_Source data_:

(begin)

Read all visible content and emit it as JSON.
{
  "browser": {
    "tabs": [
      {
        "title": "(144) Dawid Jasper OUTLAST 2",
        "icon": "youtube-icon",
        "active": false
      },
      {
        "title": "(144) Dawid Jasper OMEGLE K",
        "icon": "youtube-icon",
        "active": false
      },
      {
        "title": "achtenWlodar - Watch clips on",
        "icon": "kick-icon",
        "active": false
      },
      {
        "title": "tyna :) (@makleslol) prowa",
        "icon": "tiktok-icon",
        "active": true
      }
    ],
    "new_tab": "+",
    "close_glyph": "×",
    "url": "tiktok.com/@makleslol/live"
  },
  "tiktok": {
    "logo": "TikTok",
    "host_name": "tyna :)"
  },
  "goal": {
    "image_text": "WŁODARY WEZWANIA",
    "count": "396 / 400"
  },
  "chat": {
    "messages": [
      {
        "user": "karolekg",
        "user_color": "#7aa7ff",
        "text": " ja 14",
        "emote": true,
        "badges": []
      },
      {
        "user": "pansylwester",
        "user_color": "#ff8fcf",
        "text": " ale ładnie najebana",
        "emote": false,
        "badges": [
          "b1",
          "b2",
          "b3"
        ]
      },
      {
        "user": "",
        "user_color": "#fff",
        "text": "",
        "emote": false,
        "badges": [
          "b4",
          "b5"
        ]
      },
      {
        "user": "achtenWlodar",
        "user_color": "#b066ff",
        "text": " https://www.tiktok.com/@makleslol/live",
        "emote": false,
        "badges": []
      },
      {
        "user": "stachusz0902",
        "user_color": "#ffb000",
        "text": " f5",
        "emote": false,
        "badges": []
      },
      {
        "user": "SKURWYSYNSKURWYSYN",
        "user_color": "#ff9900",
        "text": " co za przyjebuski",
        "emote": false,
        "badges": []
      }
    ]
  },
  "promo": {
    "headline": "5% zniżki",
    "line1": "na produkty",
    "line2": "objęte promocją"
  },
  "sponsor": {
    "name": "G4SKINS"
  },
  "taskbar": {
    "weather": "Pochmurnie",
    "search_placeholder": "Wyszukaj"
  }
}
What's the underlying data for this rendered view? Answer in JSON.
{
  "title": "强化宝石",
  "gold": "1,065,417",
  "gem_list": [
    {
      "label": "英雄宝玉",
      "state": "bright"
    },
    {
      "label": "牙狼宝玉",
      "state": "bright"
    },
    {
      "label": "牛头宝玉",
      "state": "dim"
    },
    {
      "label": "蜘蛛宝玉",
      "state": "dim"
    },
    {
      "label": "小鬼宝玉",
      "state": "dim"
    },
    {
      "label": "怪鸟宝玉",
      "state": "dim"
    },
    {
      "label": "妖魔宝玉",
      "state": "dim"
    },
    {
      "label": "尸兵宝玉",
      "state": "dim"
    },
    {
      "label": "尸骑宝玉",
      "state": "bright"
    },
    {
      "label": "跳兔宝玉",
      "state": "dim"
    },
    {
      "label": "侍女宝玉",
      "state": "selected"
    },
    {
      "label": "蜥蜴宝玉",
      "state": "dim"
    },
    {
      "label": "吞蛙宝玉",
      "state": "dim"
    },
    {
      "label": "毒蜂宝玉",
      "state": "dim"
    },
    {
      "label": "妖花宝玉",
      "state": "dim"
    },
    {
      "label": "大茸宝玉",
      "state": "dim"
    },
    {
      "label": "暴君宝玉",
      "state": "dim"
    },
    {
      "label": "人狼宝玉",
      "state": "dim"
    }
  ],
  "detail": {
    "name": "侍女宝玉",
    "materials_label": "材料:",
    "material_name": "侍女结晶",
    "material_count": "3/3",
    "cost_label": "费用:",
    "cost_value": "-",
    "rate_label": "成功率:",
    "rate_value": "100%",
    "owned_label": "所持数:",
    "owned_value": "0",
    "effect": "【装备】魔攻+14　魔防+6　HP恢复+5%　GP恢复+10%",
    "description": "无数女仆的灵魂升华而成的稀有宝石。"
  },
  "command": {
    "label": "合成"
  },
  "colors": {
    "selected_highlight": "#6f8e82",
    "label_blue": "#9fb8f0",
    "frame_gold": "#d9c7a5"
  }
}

(end)

_What is being asked_: Using the data above, repeat every line exactly.

_The response_:
Read all visible content and emit it as JSON.
{
  "browser": {
    "tabs": [
      {
        "title": "(144) Dawid Jasper OUTLAST 2",
        "icon": "youtube-icon",
        "active": false
      },
      {
        "title": "(144) Dawid Jasper OMEGLE K",
        "icon": "youtube-icon",
        "active": false
      },
      {
        "title": "achtenWlodar - Watch clips on",
        "icon": "kick-icon",
        "active": false
      },
      {
        "title": "tyna :) (@makleslol) prowa",
        "icon": "tiktok-icon",
        "active": true
      }
    ],
    "new_tab": "+",
    "close_glyph": "×",
    "url": "tiktok.com/@makleslol/live"
  },
  "tiktok": {
    "logo": "TikTok",
    "host_name": "tyna :)"
  },
  "goal": {
    "image_text": "WŁODARY WEZWANIA",
    "count": "396 / 400"
  },
  "chat": {
    "messages": [
      {
        "user": "karolekg",
        "user_color": "#7aa7ff",
        "text": " ja 14",
        "emote": true,
        "badges": []
      },
      {
        "user": "pansylwester",
        "user_color": "#ff8fcf",
        "text": " ale ładnie najebana",
        "emote": false,
        "badges": [
          "b1",
          "b2",
          "b3"
        ]
      },
      {
        "user": "",
        "user_color": "#fff",
        "text": "",
        "emote": false,
        "badges": [
          "b4",
          "b5"
        ]
      },
      {
        "user": "achtenWlodar",
        "user_color": "#b066ff",
        "text": " https://www.tiktok.com/@makleslol/live",
        "emote": false,
        "badges": []
      },
      {
        "user": "stachusz0902",
        "user_color": "#ffb000",
        "text": " f5",
        "emote": false,
        "badges": []
      },
      {
        "user": "SKURWYSYNSKURWYSYN",
        "user_color": "#ff9900",
        "text": " co za przyjebuski",
        "emote": false,
        "badges": []
      }
    ]
  },
  "promo": {
    "headline": "5% zniżki",
    "line1": "na produkty",
    "line2": "objęte promocją"
  },
  "sponsor": {
    "name": "G4SKINS"
  },
  "taskbar": {
    "weather": "Pochmurnie",
    "search_placeholder": "Wyszukaj"
  }
}
What's the underlying data for this rendered view? Answer in JSON.
{
  "title": "强化宝石",
  "gold": "1,065,417",
  "gem_list": [
    {
      "label": "英雄宝玉",
      "state": "bright"
    },
    {
      "label": "牙狼宝玉",
      "state": "bright"
    },
    {
      "label": "牛头宝玉",
      "state": "dim"
    },
    {
      "label": "蜘蛛宝玉",
      "state": "dim"
    },
    {
      "label": "小鬼宝玉",
      "state": "dim"
    },
    {
      "label": "怪鸟宝玉",
      "state": "dim"
    },
    {
      "label": "妖魔宝玉",
      "state": "dim"
    },
    {
      "label": "尸兵宝玉",
      "state": "dim"
    },
    {
      "label": "尸骑宝玉",
      "state": "bright"
    },
    {
      "label": "跳兔宝玉",
      "state": "dim"
    },
    {
      "label": "侍女宝玉",
      "state": "selected"
    },
    {
      "label": "蜥蜴宝玉",
      "state": "dim"
    },
    {
      "label": "吞蛙宝玉",
      "state": "dim"
    },
    {
      "label": "毒蜂宝玉",
      "state": "dim"
    },
    {
      "label": "妖花宝玉",
      "state": "dim"
    },
    {
      "label": "大茸宝玉",
      "state": "dim"
    },
    {
      "label": "暴君宝玉",
      "state": "dim"
    },
    {
      "label": "人狼宝玉",
      "state": "dim"
    }
  ],
  "detail": {
    "name": "侍女宝玉",
    "materials_label": "材料:",
    "material_name": "侍女结晶",
    "material_count": "3/3",
    "cost_label": "费用:",
    "cost_value": "-",
    "rate_label": "成功率:",
    "rate_value": "100%",
    "owned_label": "所持数:",
    "owned_value": "0",
    "effect": "【装备】魔攻+14　魔防+6　HP恢复+5%　GP恢复+10%",
    "description": "无数女仆的灵魂升华而成的稀有宝石。"
  },
  "command": {
    "label": "合成"
  },
  "colors": {
    "selected_highlight": "#6f8e82",
    "label_blue": "#9fb8f0",
    "frame_gold": "#d9c7a5"
  }
}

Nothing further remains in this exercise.